SET PROBLEM — Using the entries that follow, state how many lines contain the word "control". The response is that number and nothing more.

-- begin RECORD LIST --

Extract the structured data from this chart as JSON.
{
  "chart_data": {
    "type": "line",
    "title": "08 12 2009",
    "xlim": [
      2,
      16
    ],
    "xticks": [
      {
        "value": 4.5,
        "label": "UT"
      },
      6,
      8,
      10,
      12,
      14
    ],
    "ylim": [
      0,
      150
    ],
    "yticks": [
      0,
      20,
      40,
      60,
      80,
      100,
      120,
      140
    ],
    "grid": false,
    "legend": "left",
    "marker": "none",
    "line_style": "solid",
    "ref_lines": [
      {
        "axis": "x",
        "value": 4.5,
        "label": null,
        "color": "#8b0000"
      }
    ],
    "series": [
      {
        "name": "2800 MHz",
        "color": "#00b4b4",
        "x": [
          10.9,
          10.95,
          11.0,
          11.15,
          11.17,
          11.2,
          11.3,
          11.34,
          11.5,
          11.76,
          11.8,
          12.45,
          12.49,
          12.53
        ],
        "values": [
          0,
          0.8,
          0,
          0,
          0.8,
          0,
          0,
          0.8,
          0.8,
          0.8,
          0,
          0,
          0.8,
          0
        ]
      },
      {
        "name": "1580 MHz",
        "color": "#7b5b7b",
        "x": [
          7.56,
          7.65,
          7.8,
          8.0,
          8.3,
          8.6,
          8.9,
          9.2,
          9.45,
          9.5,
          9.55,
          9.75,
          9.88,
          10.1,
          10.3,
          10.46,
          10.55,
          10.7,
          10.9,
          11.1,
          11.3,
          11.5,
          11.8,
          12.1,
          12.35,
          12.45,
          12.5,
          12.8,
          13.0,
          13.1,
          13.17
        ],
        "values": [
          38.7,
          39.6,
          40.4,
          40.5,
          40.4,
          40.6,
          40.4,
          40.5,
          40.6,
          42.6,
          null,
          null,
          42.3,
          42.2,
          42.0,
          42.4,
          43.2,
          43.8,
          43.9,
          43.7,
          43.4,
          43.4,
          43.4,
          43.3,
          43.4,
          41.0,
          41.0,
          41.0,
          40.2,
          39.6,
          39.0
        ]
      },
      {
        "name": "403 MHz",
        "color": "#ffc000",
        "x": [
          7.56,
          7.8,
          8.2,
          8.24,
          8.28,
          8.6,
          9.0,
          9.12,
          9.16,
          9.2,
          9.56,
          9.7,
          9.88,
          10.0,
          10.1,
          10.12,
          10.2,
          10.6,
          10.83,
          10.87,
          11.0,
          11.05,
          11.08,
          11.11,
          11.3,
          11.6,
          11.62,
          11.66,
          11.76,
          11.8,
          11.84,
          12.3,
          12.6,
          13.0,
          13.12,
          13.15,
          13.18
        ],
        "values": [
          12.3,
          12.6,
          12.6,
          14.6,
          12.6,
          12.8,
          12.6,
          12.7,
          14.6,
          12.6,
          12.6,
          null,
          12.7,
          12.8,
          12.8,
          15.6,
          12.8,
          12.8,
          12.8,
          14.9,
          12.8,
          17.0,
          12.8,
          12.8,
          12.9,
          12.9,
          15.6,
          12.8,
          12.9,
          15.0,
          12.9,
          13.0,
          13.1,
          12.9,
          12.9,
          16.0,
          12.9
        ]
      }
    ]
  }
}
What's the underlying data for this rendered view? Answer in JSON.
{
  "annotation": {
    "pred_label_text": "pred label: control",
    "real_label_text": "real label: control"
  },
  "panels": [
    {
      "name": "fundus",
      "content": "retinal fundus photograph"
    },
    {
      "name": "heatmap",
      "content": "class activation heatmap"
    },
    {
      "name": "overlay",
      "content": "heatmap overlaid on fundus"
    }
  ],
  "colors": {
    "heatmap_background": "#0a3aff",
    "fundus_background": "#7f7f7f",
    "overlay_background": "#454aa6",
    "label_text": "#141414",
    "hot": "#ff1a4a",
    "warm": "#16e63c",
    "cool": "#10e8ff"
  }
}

-- end RECORD LIST --

WRITTEN ANSWER — 2